> Selected text
Blockchain technology for trust establishment and smart contract . As mentioned in the previous section, how to establish “trust” among organizations is essential to connect different partners in manufacturing SC systems under Industry 4.0. However, a notable extension of blockchain is Ethereum smart contract, which provides mechanisms for secure computation between entities that do not trust each other (NSERC-Strategic-Gong, 2018). Blockchain technology's ability to provide trusted consensus and data processing generates interest in potential supply chain applications, such as multiple domains of SCM (Kamble et al., 2019a , 2019b ) and a scheduling control methodology to blockchain-oriented smart contract design (Dolgui et al., 2019 ). Nevertheless, the application of blockchain to SCM is still in its early stages (Saberi et al., 2019 ).

Distributed manufacturing and supply chains with 3D printing . 3D printing will change the supply network by transferring centralized to distributed manufacturing and affect logistics by shopping raw materials for 3D printing, instead of parts. With the supply network, the manufacturer also will postpone finished goods production and affect the inventory strategy. However, our reviews on active projects and literature found that most current research focuses on materials and manufacturing process of the 3D printing and little research study the relationship between 3D printing and supply networks, logistics and other drivers of supply chains.

Modeling and algorithms for planning and scheduling of complex supply chain system . The connected manufacturing system and SC under Industry 4.0 can be very complex and also geographically dispersed. To make the system work efficiently, the decisions on different levels should be made timely and efficiently. Modeling, optimization and simulation approaches can be effective tools to achieve the goal. Theory and algorithm for control and optimization, and modeling and simulation are two of ten technical gaps identified in AMP 2.0 (AMP2. 0 , 2014 ). Several desired and promising topics include: (a) Algorithms for a dynamic and short-term schedule : the network may have dynamic structures that evolve over time. (b) Data-driven modeling and algorithms : how to incorporate the tremendous trove of data of supply chains into optimization models for better decisions. The stochastic and robust optimization models can be a tool for the incorporation. (c) Design of tailored decomposition algorithms : the integrated problem is usually large scale and might be computationally intractable with general purpose optimization solvers. Using the problem features and developing iterative data-driven solution methods with decomposition approaches will be promising. (d) Integration of optimization with machine learning . Machine learning is a promising method for data analysis to determine parameters, forecast demand, and detect future risks.

> Tasks
#1 Using the supply chain research passage, answer each question:
(a) What does Ethereum smart contract provide?
(b) What does most current research on 3D printing focus on?
(c) What three uses of machine learning for data analysis are named?
#2 Decide whether each statement agrees with the supply chain research passage, and support each yes or no with a quotation from it:
(a) The application of blockchain to supply chain management is already mature.
(b) 3D printing is expected to move manufacturing from centralized to distributed.
(c) AMP 2.0 identified five technical gaps.
#3 Write the next few sentences of the supply chain research passage, picking up after its final sentence.
The rows that follow come from a separate source and are unrelated to the passage above.

[Source records]
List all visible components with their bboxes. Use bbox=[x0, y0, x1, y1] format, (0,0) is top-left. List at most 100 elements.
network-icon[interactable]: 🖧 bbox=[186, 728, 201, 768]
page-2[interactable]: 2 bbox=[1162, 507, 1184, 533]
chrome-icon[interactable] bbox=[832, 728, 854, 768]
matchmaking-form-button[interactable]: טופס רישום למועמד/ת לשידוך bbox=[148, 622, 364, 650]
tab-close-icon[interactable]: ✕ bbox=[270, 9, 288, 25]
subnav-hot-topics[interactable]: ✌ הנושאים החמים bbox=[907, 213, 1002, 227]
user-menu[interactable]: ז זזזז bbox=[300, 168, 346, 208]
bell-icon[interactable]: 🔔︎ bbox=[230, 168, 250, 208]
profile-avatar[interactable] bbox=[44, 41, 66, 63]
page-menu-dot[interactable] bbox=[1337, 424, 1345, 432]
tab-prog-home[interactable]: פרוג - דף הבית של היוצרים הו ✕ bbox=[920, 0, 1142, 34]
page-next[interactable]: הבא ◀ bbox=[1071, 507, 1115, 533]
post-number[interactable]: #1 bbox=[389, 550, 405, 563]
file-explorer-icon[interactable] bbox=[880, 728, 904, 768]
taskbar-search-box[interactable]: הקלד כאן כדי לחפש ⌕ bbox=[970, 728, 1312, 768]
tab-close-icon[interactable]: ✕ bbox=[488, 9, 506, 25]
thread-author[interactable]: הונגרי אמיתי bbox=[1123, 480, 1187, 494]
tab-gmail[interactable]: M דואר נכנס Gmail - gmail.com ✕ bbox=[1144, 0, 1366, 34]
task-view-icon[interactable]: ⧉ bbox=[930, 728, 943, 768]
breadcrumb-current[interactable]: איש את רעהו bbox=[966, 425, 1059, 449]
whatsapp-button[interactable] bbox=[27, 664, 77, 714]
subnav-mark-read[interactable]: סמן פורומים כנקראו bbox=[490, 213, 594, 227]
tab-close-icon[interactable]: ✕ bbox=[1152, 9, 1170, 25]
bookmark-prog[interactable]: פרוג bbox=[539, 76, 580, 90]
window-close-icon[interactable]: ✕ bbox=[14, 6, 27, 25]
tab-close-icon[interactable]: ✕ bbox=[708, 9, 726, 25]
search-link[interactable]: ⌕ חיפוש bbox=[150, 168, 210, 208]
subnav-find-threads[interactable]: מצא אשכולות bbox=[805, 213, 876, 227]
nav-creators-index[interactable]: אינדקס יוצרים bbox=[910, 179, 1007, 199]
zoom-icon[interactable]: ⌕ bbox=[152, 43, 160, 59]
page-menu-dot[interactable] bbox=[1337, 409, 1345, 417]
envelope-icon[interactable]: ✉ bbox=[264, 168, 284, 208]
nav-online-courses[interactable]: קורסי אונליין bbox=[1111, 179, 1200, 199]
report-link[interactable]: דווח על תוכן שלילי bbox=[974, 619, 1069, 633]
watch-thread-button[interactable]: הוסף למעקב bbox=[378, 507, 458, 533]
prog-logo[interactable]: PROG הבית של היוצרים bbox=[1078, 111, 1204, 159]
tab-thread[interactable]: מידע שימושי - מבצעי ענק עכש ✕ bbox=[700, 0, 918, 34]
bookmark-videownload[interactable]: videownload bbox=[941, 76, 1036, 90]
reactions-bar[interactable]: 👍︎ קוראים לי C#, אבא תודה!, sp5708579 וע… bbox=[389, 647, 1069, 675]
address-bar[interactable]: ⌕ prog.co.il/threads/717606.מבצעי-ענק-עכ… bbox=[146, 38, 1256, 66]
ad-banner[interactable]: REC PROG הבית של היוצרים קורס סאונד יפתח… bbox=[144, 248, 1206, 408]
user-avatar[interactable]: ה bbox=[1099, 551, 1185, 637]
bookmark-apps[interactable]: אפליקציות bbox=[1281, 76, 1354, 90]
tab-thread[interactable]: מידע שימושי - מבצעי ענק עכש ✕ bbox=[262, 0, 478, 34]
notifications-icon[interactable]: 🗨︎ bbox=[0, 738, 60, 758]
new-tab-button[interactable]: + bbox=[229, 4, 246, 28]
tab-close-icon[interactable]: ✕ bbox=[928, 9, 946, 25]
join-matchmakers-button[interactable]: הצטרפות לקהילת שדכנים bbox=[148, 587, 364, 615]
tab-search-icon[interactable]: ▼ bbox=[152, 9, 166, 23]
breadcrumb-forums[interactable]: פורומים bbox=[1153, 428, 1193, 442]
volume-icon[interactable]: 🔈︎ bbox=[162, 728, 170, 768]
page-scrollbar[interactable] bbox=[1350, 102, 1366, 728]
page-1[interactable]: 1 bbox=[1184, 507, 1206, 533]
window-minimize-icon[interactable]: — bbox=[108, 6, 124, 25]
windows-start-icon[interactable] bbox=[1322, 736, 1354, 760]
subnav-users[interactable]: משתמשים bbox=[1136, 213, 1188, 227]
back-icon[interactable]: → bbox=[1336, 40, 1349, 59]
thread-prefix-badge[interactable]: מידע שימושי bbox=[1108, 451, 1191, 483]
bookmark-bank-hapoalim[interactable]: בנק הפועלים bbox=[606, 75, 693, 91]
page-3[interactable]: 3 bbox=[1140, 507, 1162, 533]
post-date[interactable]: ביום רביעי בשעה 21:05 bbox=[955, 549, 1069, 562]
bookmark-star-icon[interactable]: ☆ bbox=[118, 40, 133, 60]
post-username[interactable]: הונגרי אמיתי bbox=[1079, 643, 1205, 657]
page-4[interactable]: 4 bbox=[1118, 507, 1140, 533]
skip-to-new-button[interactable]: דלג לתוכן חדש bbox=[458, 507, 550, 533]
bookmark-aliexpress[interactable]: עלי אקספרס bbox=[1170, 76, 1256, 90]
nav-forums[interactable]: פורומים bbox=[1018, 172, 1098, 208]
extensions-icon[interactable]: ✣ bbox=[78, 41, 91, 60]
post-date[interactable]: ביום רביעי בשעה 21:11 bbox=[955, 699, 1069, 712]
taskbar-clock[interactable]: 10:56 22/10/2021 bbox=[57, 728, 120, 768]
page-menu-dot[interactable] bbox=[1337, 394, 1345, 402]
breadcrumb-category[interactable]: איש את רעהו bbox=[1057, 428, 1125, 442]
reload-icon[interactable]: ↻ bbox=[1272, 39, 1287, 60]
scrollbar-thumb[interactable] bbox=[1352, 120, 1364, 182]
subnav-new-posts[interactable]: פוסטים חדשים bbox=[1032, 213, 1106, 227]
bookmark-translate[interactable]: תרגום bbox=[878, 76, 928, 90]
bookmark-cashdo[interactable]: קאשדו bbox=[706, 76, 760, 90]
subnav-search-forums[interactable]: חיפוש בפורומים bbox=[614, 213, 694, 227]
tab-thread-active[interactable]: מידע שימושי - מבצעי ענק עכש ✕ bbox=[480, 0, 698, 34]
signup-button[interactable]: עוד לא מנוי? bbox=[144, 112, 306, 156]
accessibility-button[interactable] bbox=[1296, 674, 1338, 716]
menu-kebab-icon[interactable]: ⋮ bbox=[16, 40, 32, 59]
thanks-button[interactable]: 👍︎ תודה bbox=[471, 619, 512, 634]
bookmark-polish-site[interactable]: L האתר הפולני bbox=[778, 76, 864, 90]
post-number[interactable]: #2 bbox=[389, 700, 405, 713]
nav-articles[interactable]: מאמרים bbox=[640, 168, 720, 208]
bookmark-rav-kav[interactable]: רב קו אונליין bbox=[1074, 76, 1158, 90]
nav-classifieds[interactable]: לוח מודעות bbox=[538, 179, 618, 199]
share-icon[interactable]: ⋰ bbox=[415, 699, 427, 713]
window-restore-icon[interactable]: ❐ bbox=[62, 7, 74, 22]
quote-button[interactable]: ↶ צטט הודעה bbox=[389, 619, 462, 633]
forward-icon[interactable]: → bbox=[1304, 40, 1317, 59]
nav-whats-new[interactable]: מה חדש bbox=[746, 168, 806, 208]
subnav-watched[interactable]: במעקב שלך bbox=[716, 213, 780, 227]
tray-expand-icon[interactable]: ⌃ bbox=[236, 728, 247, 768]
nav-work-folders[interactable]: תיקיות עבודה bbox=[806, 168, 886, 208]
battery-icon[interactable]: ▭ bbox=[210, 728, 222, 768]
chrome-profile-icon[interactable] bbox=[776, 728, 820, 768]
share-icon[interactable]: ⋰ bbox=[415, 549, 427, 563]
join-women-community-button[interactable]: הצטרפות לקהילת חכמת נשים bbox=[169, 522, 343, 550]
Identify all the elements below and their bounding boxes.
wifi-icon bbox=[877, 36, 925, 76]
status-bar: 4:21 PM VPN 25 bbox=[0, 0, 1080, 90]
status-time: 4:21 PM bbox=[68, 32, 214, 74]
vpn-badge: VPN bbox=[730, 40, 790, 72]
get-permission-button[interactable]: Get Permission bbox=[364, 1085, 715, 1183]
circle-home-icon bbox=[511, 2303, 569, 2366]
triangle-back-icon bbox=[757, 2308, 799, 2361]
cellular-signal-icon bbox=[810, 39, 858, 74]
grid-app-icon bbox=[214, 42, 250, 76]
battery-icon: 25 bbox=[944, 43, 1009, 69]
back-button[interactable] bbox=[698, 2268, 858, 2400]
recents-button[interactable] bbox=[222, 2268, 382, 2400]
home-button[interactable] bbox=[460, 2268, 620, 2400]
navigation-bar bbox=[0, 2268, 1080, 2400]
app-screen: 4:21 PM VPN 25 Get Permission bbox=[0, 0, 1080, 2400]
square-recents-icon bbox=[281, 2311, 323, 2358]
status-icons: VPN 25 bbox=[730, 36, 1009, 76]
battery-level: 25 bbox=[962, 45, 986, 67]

> Responses for each task
#1
(a) Mechanisms for secure computation between entities that do not trust each other.
(b) The materials and manufacturing process of 3D printing.
(c) To determine parameters, forecast demand, and detect future risks.

#2
(a) No: "the application of blockchain to SCM is still in its early stages"
(b) Yes: "transferring centralized to distributed manufacturing"
(c) No: "two of ten technical gaps identified in AMP 2.0"

#3
Data-driven self-organizing smart supply chains . The supply chain is one of the largest sources of big data for global companies (DHL, 2016 ). One topic is to study dynamic and self-organizing configuration of the supply network with industry IoT and cloud computing (Ivanov, Dolgui, et al., 2019 ; Ivanov, Tsipoulanidis, et al., 2019 ). The problem involved is how to quickly establish and reconfigure a supply network based on the available real-time information, such as capacity, inventory, and lead time of parts/materials either in potential suppliers or in other facilities (connected factories), to produce a new product or when the original supply network is interrupted. Resiliency and sustainability of supply chains also should be considered.

Smart supply chain engineering . It mainly studies the design and physical implementation of data-driven, IoT connected supply network with a focus on the technical aspect and infrastructure in supply chains and integration with smart manufacturing. The design of a SSC under Industry 4.0 needs to consider how to connect IoT enabled objects, cyber-physical systems, cloud computing under different stages and develop related infrastructure to improve supply chain visibility, responsiveness and efficiency, e.g., RFID/sensor based containers, automated warehouse, smart factory, and intelligent logistics, and the infrastructure to integrate those units at different levels of the whole supply chain (NSERC-CRD-Zhang, 2018, Sundarakani et al., 2019 , Kamble et al., 2019a , 2019b ).

Smart automated warehouse . Warehouse or distribution center exists at every stage of a supply chain. Three potential research directions include: (a) increase the visibility, traceability, and integrations of the material handling process and logistics by using IoT and related warehouse management system; (b) study new layout and operation strategies for automated warehouse systems with robots, such as class based or randomized policy, and develop optimization models and intelligent algorithms, usually large scale mix integer programming models; and (c) study the emerging dual-channel warehouse and develop an integrated distribution network to satisfy omnichannel demand by analyzing demand data from different channels.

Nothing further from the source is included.